Find and copy each line of the records where the string "Needleleaf" shows up.
-- Input start --
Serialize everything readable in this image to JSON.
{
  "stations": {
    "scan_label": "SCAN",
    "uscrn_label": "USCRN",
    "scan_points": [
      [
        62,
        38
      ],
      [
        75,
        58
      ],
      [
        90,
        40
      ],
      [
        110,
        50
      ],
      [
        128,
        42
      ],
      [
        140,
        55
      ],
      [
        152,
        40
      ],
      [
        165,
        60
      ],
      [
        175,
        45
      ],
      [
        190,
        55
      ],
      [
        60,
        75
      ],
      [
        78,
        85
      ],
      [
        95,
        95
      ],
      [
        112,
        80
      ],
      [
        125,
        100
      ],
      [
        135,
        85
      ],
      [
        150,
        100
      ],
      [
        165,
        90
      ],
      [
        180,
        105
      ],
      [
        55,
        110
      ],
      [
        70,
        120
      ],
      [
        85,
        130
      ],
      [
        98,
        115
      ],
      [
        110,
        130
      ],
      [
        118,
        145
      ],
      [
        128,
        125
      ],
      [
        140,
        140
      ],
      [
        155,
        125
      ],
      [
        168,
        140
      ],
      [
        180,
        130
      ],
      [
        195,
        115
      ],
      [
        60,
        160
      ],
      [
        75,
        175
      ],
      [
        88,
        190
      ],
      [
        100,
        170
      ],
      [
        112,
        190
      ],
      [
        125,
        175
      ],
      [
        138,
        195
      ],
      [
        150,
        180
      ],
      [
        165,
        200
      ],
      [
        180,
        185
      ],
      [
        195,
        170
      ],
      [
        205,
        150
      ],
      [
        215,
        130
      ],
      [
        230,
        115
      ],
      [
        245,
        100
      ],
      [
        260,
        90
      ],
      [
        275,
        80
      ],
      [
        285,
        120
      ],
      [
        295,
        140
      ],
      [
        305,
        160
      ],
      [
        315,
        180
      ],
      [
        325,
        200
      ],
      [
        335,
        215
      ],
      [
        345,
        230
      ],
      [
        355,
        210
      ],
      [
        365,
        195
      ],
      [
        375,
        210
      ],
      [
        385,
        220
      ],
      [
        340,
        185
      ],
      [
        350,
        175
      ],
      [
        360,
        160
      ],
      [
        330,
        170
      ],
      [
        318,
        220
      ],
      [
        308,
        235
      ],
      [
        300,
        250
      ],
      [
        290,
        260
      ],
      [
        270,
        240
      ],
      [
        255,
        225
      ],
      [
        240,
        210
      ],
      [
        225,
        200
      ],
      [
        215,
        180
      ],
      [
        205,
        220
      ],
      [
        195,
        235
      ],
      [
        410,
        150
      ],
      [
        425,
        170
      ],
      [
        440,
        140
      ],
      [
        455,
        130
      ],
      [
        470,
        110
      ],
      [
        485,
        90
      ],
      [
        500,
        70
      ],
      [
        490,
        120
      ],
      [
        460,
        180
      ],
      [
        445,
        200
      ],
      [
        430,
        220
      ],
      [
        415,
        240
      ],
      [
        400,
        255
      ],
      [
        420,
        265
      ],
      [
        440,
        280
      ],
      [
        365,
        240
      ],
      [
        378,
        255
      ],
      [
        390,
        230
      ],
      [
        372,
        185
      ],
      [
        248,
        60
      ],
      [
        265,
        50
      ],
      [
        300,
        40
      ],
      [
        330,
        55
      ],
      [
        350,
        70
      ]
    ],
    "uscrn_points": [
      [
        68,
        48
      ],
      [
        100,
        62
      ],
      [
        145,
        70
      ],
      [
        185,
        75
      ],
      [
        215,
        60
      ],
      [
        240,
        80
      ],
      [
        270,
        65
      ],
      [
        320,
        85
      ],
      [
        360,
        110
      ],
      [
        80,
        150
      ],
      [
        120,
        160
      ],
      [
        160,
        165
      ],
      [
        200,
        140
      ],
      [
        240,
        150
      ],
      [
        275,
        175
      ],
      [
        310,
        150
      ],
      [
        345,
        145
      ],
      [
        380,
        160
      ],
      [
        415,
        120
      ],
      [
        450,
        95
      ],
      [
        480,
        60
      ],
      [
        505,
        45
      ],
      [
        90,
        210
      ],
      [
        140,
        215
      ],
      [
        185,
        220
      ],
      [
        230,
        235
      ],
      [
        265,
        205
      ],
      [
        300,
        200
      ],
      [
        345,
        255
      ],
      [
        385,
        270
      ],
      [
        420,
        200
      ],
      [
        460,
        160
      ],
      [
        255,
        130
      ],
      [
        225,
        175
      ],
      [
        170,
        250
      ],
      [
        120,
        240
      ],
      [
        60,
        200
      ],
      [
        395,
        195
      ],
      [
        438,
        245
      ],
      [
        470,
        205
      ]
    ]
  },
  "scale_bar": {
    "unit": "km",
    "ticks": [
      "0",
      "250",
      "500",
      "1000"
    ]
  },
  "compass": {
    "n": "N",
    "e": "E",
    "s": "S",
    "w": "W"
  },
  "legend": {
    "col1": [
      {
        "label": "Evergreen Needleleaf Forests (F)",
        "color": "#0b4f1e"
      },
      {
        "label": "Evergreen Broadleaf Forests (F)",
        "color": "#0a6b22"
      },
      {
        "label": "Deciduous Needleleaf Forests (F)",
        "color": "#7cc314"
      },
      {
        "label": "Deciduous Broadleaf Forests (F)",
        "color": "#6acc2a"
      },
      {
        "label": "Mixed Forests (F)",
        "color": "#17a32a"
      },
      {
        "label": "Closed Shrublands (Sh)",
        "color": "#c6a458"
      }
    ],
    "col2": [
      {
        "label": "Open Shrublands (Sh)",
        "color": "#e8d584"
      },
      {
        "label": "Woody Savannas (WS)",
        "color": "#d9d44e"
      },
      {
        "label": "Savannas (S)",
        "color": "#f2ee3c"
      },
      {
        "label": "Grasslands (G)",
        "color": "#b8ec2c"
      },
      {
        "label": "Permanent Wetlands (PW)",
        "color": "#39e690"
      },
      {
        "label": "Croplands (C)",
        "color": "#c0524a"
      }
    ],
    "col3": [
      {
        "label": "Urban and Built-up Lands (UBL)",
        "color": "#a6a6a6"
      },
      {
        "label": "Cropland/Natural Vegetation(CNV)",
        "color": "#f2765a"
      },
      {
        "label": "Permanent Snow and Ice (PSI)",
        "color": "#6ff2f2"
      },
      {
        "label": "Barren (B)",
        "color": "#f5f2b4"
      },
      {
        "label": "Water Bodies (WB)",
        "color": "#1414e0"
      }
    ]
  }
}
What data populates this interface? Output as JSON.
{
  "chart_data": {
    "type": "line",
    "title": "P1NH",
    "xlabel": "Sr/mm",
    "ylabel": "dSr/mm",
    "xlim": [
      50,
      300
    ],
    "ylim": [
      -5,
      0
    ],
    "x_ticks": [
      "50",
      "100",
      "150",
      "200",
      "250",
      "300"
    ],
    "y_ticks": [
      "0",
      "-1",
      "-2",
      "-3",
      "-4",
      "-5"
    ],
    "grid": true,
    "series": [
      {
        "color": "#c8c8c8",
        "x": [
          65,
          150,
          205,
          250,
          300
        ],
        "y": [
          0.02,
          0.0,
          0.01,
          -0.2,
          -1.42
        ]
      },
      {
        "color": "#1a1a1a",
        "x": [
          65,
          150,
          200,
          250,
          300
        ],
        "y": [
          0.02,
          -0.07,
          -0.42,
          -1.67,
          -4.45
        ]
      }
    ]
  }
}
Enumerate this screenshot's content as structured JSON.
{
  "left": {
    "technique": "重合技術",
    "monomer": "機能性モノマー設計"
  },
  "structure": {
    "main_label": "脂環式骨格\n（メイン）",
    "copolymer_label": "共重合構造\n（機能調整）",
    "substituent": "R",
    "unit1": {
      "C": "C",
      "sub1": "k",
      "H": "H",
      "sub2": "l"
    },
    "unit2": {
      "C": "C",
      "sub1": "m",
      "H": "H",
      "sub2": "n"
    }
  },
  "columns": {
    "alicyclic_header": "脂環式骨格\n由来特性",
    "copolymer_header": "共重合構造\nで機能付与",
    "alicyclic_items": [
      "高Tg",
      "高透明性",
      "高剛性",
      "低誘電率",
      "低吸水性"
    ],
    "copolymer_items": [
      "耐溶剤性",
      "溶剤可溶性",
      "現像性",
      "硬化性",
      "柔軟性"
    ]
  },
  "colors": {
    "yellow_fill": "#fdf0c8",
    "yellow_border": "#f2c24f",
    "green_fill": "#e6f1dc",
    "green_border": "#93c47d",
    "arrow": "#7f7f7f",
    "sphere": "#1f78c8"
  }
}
-- Input end --
Correct result:
        "label": "Evergreen Needleleaf Forests (F)",
        "label": "Deciduous Needleleaf Forests (F)",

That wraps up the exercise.